▸ **Work instructions**
Write out all entries word for word.

▸ **Information shown**
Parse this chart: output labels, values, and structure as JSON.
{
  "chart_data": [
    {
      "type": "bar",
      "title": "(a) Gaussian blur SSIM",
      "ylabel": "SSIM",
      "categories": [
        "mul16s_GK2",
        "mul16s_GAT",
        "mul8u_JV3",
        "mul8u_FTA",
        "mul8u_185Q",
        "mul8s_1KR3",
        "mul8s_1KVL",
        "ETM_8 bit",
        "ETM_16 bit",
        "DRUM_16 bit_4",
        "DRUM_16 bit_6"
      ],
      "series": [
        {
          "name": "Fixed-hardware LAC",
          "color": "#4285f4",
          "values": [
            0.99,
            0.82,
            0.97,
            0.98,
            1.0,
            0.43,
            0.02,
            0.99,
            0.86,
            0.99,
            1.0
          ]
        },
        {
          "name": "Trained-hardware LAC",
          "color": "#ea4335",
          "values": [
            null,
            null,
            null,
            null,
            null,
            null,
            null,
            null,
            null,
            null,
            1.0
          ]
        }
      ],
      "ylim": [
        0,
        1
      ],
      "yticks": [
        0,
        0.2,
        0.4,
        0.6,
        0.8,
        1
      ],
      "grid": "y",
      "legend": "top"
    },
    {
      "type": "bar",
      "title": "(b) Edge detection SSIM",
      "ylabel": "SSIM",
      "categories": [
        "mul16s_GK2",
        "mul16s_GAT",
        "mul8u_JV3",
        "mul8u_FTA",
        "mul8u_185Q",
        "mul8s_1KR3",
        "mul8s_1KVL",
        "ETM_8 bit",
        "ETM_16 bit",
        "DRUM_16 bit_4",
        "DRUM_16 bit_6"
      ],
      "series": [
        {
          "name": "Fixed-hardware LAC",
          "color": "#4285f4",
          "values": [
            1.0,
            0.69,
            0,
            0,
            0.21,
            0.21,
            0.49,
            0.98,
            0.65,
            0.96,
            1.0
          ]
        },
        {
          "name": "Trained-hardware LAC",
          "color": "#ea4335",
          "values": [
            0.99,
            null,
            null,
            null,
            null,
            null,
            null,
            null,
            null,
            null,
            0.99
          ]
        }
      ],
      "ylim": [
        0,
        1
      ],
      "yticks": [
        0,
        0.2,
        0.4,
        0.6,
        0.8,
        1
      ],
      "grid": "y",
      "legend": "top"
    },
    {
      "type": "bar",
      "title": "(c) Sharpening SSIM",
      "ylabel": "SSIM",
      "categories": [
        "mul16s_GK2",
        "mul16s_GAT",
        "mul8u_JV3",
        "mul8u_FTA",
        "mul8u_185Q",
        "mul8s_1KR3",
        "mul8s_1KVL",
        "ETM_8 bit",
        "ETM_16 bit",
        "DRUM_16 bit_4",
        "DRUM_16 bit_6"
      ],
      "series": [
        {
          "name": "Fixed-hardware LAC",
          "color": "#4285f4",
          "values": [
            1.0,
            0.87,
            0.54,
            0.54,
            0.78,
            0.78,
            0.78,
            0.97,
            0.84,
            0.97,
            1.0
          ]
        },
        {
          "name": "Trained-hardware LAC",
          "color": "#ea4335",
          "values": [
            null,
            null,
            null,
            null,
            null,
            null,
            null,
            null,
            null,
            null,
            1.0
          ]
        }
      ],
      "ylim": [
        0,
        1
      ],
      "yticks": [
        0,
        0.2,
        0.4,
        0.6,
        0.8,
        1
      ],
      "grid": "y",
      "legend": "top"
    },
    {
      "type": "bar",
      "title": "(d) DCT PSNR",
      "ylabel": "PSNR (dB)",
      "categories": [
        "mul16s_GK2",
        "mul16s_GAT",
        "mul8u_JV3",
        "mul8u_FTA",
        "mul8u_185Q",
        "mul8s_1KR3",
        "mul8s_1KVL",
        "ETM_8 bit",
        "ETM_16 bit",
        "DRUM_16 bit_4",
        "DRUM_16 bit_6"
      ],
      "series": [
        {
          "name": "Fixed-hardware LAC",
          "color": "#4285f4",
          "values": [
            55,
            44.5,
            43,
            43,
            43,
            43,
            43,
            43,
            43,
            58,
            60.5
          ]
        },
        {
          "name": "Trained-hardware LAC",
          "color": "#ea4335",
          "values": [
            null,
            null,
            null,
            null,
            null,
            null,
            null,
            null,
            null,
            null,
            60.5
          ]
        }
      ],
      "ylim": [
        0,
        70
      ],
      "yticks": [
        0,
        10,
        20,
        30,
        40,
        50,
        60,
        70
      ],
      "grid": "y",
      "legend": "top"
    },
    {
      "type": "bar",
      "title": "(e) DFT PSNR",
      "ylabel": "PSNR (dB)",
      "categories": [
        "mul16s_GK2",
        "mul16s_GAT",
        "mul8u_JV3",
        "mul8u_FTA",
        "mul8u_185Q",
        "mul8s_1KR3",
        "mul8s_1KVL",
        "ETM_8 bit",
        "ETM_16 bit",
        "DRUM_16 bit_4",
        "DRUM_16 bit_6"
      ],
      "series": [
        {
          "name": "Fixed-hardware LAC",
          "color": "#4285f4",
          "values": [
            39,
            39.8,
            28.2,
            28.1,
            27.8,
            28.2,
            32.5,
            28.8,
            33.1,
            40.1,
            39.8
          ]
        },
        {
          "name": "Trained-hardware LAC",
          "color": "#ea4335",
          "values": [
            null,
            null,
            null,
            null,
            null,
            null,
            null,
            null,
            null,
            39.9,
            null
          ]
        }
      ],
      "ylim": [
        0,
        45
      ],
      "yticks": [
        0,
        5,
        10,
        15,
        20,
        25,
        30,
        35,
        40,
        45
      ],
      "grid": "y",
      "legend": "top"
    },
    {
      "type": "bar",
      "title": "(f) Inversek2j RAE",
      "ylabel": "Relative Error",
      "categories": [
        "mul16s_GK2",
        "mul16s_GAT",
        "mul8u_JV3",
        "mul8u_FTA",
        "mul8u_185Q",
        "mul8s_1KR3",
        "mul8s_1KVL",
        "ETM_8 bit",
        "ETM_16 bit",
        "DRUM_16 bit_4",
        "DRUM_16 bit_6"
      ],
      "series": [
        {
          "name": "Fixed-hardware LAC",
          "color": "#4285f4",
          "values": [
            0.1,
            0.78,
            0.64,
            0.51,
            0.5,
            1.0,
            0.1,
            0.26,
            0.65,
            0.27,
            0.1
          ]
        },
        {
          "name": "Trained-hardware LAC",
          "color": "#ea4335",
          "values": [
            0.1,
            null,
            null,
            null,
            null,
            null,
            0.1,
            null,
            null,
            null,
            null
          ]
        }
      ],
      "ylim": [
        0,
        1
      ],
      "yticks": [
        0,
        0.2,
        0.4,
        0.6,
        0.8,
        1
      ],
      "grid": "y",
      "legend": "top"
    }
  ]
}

▸ **Completed task**
Parse this chart: output labels, values, and structure as JSON.
{
  "chart_data": [
    {
      "type": "bar",
      "title": "(a) Gaussian blur SSIM",
      "ylabel": "SSIM",
      "categories": [
        "mul16s_GK2",
        "mul16s_GAT",
        "mul8u_JV3",
        "mul8u_FTA",
        "mul8u_185Q",
        "mul8s_1KR3",
        "mul8s_1KVL",
        "ETM_8 bit",
        "ETM_16 bit",
        "DRUM_16 bit_4",
        "DRUM_16 bit_6"
      ],
      "series": [
        {
          "name": "Fixed-hardware LAC",
          "color": "#4285f4",
          "values": [
            0.99,
            0.82,
            0.97,
            0.98,
            1.0,
            0.43,
            0.02,
            0.99,
            0.86,
            0.99,
            1.0
          ]
        },
        {
          "name": "Trained-hardware LAC",
          "color": "#ea4335",
          "values": [
            null,
            null,
            null,
            null,
            null,
            null,
            null,
            null,
            null,
            null,
            1.0
          ]
        }
      ],
      "ylim": [
        0,
        1
      ],
      "yticks": [
        0,
        0.2,
        0.4,
        0.6,
        0.8,
        1
      ],
      "grid": "y",
      "legend": "top"
    },
    {
      "type": "bar",
      "title": "(b) Edge detection SSIM",
      "ylabel": "SSIM",
      "categories": [
        "mul16s_GK2",
        "mul16s_GAT",
        "mul8u_JV3",
        "mul8u_FTA",
        "mul8u_185Q",
        "mul8s_1KR3",
        "mul8s_1KVL",
        "ETM_8 bit",
        "ETM_16 bit",
        "DRUM_16 bit_4",
        "DRUM_16 bit_6"
      ],
      "series": [
        {
          "name": "Fixed-hardware LAC",
          "color": "#4285f4",
          "values": [
            1.0,
            0.69,
            0,
            0,
            0.21,
            0.21,
            0.49,
            0.98,
            0.65,
            0.96,
            1.0
          ]
        },
        {
          "name": "Trained-hardware LAC",
          "color": "#ea4335",
          "values": [
            0.99,
            null,
            null,
            null,
            null,
            null,
            null,
            null,
            null,
            null,
            0.99
          ]
        }
      ],
      "ylim": [
        0,
        1
      ],
      "yticks": [
        0,
        0.2,
        0.4,
        0.6,
        0.8,
        1
      ],
      "grid": "y",
      "legend": "top"
    },
    {
      "type": "bar",
      "title": "(c) Sharpening SSIM",
      "ylabel": "SSIM",
      "categories": [
        "mul16s_GK2",
        "mul16s_GAT",
        "mul8u_JV3",
        "mul8u_FTA",
        "mul8u_185Q",
        "mul8s_1KR3",
        "mul8s_1KVL",
        "ETM_8 bit",
        "ETM_16 bit",
        "DRUM_16 bit_4",
        "DRUM_16 bit_6"
      ],
      "series": [
        {
          "name": "Fixed-hardware LAC",
          "color": "#4285f4",
          "values": [
            1.0,
            0.87,
            0.54,
            0.54,
            0.78,
            0.78,
            0.78,
            0.97,
            0.84,
            0.97,
            1.0
          ]
        },
        {
          "name": "Trained-hardware LAC",
          "color": "#ea4335",
          "values": [
            null,
            null,
            null,
            null,
            null,
            null,
            null,
            null,
            null,
            null,
            1.0
          ]
        }
      ],
      "ylim": [
        0,
        1
      ],
      "yticks": [
        0,
        0.2,
        0.4,
        0.6,
        0.8,
        1
      ],
      "grid": "y",
      "legend": "top"
    },
    {
      "type": "bar",
      "title": "(d) DCT PSNR",
      "ylabel": "PSNR (dB)",
      "categories": [
        "mul16s_GK2",
        "mul16s_GAT",
        "mul8u_JV3",
        "mul8u_FTA",
        "mul8u_185Q",
        "mul8s_1KR3",
        "mul8s_1KVL",
        "ETM_8 bit",
        "ETM_16 bit",
        "DRUM_16 bit_4",
        "DRUM_16 bit_6"
      ],
      "series": [
        {
          "name": "Fixed-hardware LAC",
          "color": "#4285f4",
          "values": [
            55,
            44.5,
            43,
            43,
            43,
            43,
            43,
            43,
            43,
            58,
            60.5
          ]
        },
        {
          "name": "Trained-hardware LAC",
          "color": "#ea4335",
          "values": [
            null,
            null,
            null,
            null,
            null,
            null,
            null,
            null,
            null,
            null,
            60.5
          ]
        }
      ],
      "ylim": [
        0,
        70
      ],
      "yticks": [
        0,
        10,
        20,
        30,
        40,
        50,
        60,
        70
      ],
      "grid": "y",
      "legend": "top"
    },
    {
      "type": "bar",
      "title": "(e) DFT PSNR",
      "ylabel": "PSNR (dB)",
      "categories": [
        "mul16s_GK2",
        "mul16s_GAT",
        "mul8u_JV3",
        "mul8u_FTA",
        "mul8u_185Q",
        "mul8s_1KR3",
        "mul8s_1KVL",
        "ETM_8 bit",
        "ETM_16 bit",
        "DRUM_16 bit_4",
        "DRUM_16 bit_6"
      ],
      "series": [
        {
          "name": "Fixed-hardware LAC",
          "color": "#4285f4",
          "values": [
            39,
            39.8,
            28.2,
            28.1,
            27.8,
            28.2,
            32.5,
            28.8,
            33.1,
            40.1,
            39.8
          ]
        },
        {
          "name": "Trained-hardware LAC",
          "color": "#ea4335",
          "values": [
            null,
            null,
            null,
            null,
            null,
            null,
            null,
            null,
            null,
            39.9,
            null
          ]
        }
      ],
      "ylim": [
        0,
        45
      ],
      "yticks": [
        0,
        5,
        10,
        15,
        20,
        25,
        30,
        35,
        40,
        45
      ],
      "grid": "y",
      "legend": "top"
    },
    {
      "type": "bar",
      "title": "(f) Inversek2j RAE",
      "ylabel": "Relative Error",
      "categories": [
        "mul16s_GK2",
        "mul16s_GAT",
        "mul8u_JV3",
        "mul8u_FTA",
        "mul8u_185Q",
        "mul8s_1KR3",
        "mul8s_1KVL",
        "ETM_8 bit",
        "ETM_16 bit",
        "DRUM_16 bit_4",
        "DRUM_16 bit_6"
      ],
      "series": [
        {
          "name": "Fixed-hardware LAC",
          "color": "#4285f4",
          "values": [
            0.1,
            0.78,
            0.64,
            0.51,
            0.5,
            1.0,
            0.1,
            0.26,
            0.65,
            0.27,
            0.1
          ]
        },
        {
          "name": "Trained-hardware LAC",
          "color": "#ea4335",
          "values": [
            0.1,
            null,
            null,
            null,
            null,
            null,
            0.1,
            null,
            null,
            null,
            null
          ]
        }
      ],
      "ylim": [
        0,
        1
      ],
      "yticks": [
        0,
        0.2,
        0.4,
        0.6,
        0.8,
        1
      ],
      "grid": "y",
      "legend": "top"
    }
  ]
}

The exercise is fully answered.